SET PROBLEM: In the following material, identify every line holding the string "Вопросы" and return it.

[Dataset records]
★ ★ ★
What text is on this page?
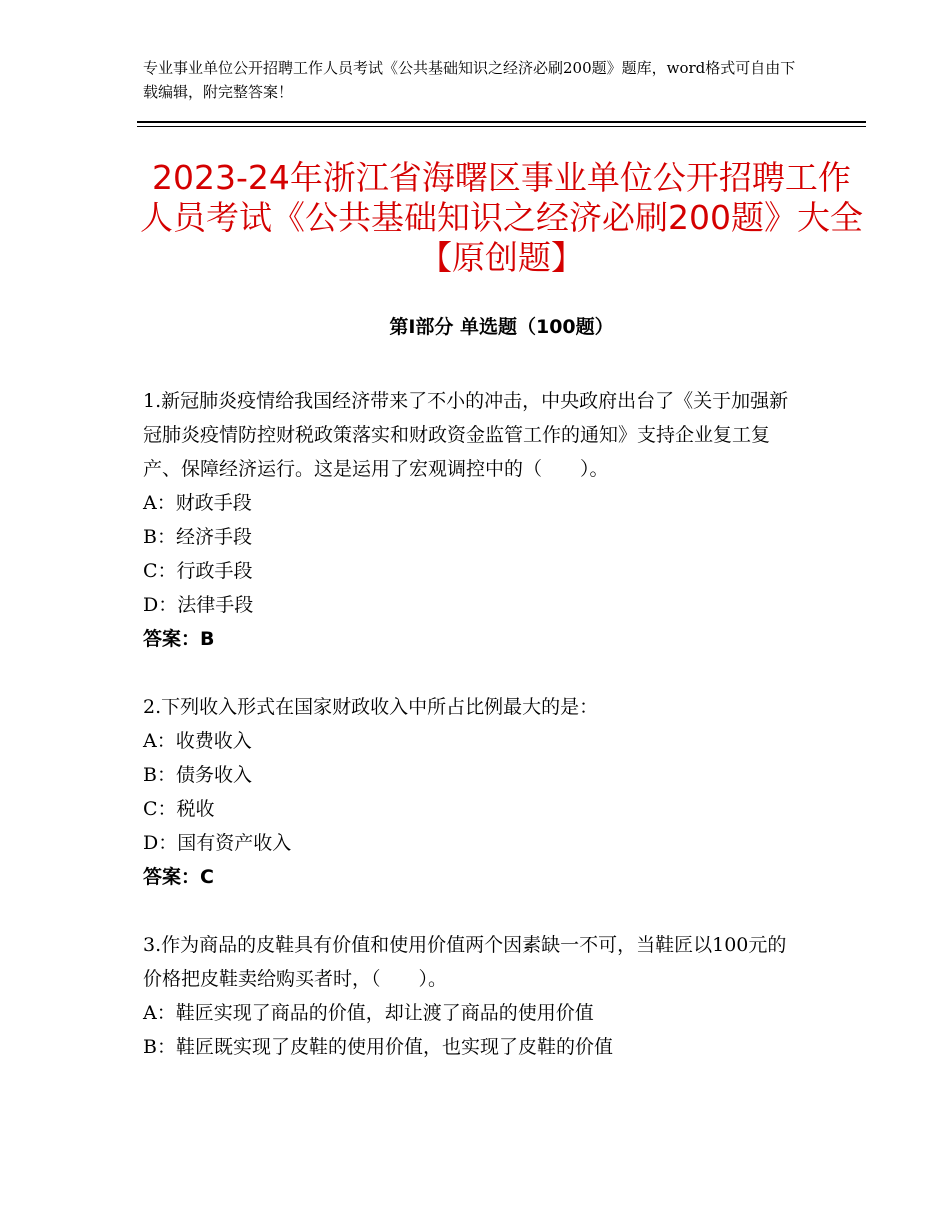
专业事业单位公开招聘工作人员考试《公共基础知识之经济必刷200题》题库，word格式可自由下载编辑，附完整答案！
2023-24年浙江省海曙区事业单位公开招聘工作人员考试《公共基础知识之经济必刷200题》大全【原创题】
第Ⅰ部分 单选题（100题）

1.新冠肺炎疫情给我国经济带来了不小的冲击，中央政府出台了《关于加强新冠肺炎疫情防控财税政策落实和财政资金监管工作的通知》支持企业复工复产、保障经济运行。这是运用了宏观调控中的（　　）。

A：财政手段

B：经济手段

C：行政手段

D：法律手段

答案：B

2.下列收入形式在国家财政收入中所占比例最大的是：

A：收费收入

B：债务收入

C：税收

D：国有资产收入

答案：C

3.作为商品的皮鞋具有价值和使用价值两个因素缺一不可，当鞋匠以100元的价格把皮鞋卖给购买者时，（　　）。

A：鞋匠实现了商品的价值，却让渡了商品的使用价值

B：鞋匠既实现了皮鞋的使用价值，也实现了皮鞋的价值
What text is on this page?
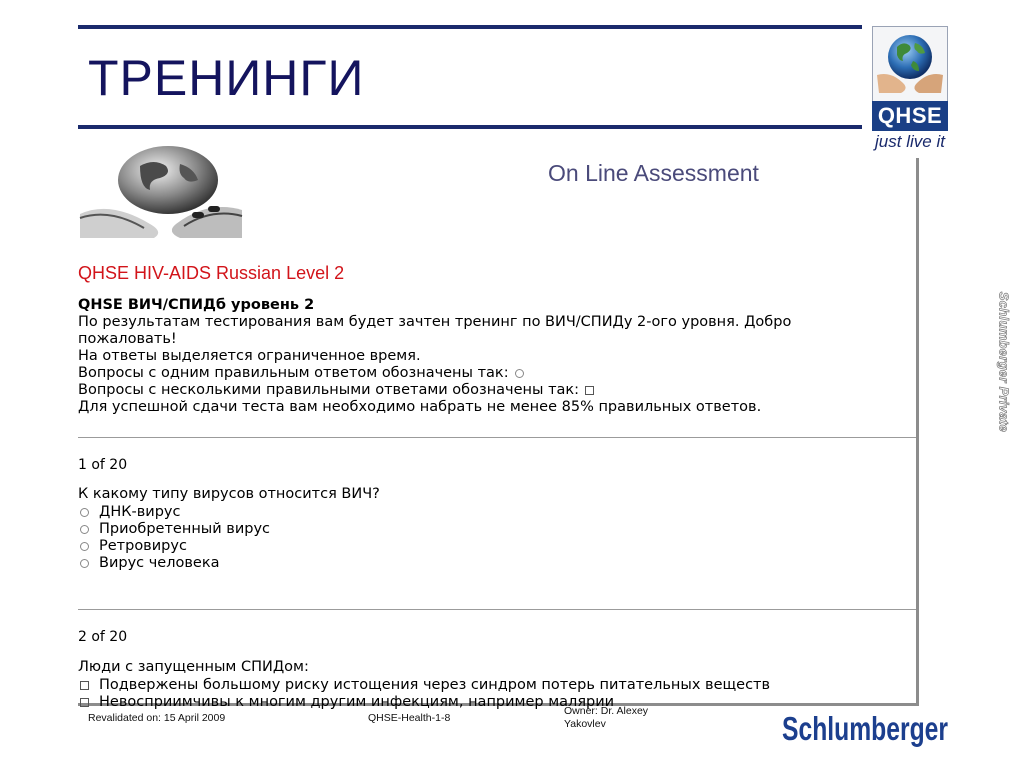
ТРЕНИНГИ
QHSE
just live it
On Line Assessment
QHSE HIV-AIDS Russian Level 2
QHSE ВИЧ/СПИДб уровень 2
По результатам тестирования вам будет зачтен тренинг по ВИЧ/СПИДу 2-ого уровня. Добро
пожаловать!
На ответы выделяется ограниченное время.
Вопросы с одним правильным ответом обозначены так:
Вопросы с несколькими правильными ответами обозначены так:
Для успешной сдачи теста вам необходимо набрать не менее 85% правильных ответов.
1 of 20
К какому типу вирусов относится ВИЧ?
ДНК-вирус
Приобретенный вирус
Ретровирус
Вирус человека
2 of 20
Люди с запущенным СПИДом:
Подвержены большому риску истощения через синдром потерь питательных веществ
Невосприимчивы к многим другим инфекциям, например малярии
Schlumberger Private
Revalidated on: 15 April 2009	QHSE-Health-1-8
Owner: Dr. Alexey Yakovlev	Schlumberger
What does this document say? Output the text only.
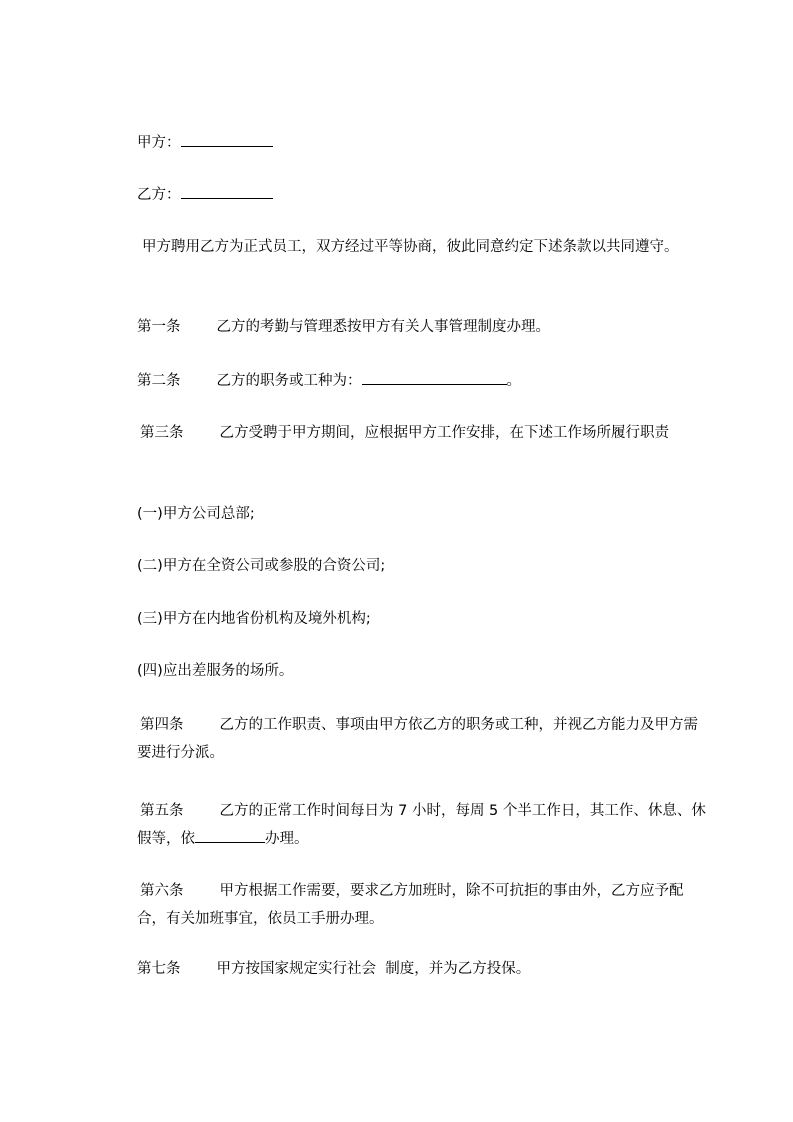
甲方：
乙方：
甲方聘用乙方为正式员工，双方经过平等协商，彼此同意约定下述条款以共同遵守。
第一条 乙方的考勤与管理悉按甲方有关人事管理制度办理。
第二条 乙方的职务或工种为：	。
第三条 乙方受聘于甲方期间，应根据甲方工作安排，在下述工作场所履行职责
(一)甲方公司总部;
(二)甲方在全资公司或参股的合资公司;
(三)甲方在内地省份机构及境外机构;
(四)应出差服务的场所。
第四条 乙方的工作职责、事项由甲方依乙方的职务或工种，并视乙方能力及甲方需要进行分派。
第五条 乙方的正常工作时间每日为 7 小时，每周 5 个半工作日，其工作、休息、休假等，依	办理。
第六条 甲方根据工作需要，要求乙方加班时，除不可抗拒的事由外，乙方应予配合，有关加班事宜，依员工手册办理。
第七条 甲方按国家规定实行社会  制度，并为乙方投保。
★ ★ ★
TASK RESPONSE:
Вопросы с одним правильным ответом обозначены так:
Вопросы с несколькими правильными ответами обозначены так:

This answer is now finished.